Chart and figure data
-------

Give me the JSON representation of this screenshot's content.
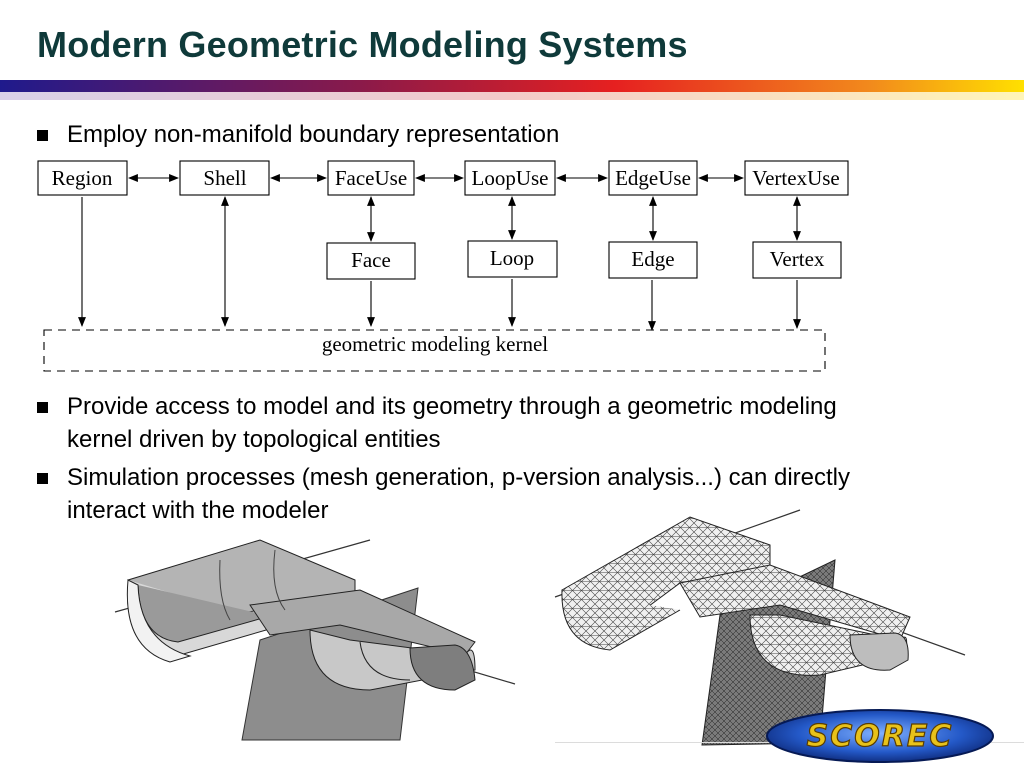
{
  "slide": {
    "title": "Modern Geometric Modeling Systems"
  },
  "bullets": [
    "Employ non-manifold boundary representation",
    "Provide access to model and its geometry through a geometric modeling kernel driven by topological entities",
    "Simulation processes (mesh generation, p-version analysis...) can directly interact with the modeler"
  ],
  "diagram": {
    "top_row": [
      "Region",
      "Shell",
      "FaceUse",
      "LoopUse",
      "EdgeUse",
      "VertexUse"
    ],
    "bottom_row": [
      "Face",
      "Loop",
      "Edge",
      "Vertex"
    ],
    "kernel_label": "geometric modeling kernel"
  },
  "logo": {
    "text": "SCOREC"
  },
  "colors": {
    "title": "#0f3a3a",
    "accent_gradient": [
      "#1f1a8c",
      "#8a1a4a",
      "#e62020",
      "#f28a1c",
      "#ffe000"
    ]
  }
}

-------

### GOAL
Reproduce the records above exactly, leaving out every picture they contain.

### EXERCISE OUTPUT
Give me the JSON representation of this screenshot's content.
{
  "slide": {
    "title": "Modern Geometric Modeling Systems"
  },
  "bullets": [
    "Employ non-manifold boundary representation",
    "Provide access to model and its geometry through a geometric modeling kernel driven by topological entities",
    "Simulation processes (mesh generation, p-version analysis...) can directly interact with the modeler"
  ],
  "diagram": {
    "top_row": [
      "Region",
      "Shell",
      "FaceUse",
      "LoopUse",
      "EdgeUse",
      "VertexUse"
    ],
    "bottom_row": [
      "Face",
      "Loop",
      "Edge",
      "Vertex"
    ],
    "kernel_label": "geometric modeling kernel"
  },
  "logo": {
    "text": "SCOREC"
  },
  "colors": {
    "title": "#0f3a3a",
    "accent_gradient": [
      "#1f1a8c",
      "#8a1a4a",
      "#e62020",
      "#f28a1c",
      "#ffe000"
    ]
  }
}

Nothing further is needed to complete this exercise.